** Begin DATA TO PROCESS **

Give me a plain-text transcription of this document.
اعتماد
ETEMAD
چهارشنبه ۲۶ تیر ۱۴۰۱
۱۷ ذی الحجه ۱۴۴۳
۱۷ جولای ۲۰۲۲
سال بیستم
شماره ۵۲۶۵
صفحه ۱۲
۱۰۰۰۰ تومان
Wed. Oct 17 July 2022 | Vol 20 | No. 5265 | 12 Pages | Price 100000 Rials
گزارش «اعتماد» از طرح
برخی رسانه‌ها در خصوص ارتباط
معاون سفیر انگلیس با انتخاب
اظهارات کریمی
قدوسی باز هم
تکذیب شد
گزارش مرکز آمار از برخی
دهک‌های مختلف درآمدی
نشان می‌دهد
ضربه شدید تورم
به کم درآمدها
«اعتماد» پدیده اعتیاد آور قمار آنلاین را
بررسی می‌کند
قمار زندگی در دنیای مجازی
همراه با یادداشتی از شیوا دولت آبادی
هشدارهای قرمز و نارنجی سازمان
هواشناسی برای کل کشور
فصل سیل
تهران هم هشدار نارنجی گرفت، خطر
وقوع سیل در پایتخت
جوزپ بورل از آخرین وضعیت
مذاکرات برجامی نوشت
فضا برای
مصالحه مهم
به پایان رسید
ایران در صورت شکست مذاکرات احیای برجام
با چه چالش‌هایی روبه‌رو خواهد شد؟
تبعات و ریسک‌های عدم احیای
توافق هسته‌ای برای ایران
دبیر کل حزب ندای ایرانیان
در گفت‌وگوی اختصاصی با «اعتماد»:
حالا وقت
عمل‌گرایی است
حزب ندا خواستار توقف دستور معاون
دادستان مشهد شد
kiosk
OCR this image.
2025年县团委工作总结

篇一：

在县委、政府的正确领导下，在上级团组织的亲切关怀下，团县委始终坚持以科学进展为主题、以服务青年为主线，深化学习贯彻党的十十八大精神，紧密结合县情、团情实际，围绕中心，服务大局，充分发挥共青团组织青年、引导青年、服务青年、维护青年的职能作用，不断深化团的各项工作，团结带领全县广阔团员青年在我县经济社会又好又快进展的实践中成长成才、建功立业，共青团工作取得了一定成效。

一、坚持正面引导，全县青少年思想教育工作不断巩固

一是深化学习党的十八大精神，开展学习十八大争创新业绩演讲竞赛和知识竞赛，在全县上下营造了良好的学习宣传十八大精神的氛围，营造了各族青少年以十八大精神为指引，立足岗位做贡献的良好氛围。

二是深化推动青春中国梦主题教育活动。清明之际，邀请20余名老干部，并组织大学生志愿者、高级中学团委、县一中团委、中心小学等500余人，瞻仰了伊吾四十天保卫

** End DATA TO PROCESS **

In the entries above, find each line with the word "احیای" and copy it.

ایران در صورت شکست مذاکرات احیای برجام
تبعات و ریسک‌های عدم احیای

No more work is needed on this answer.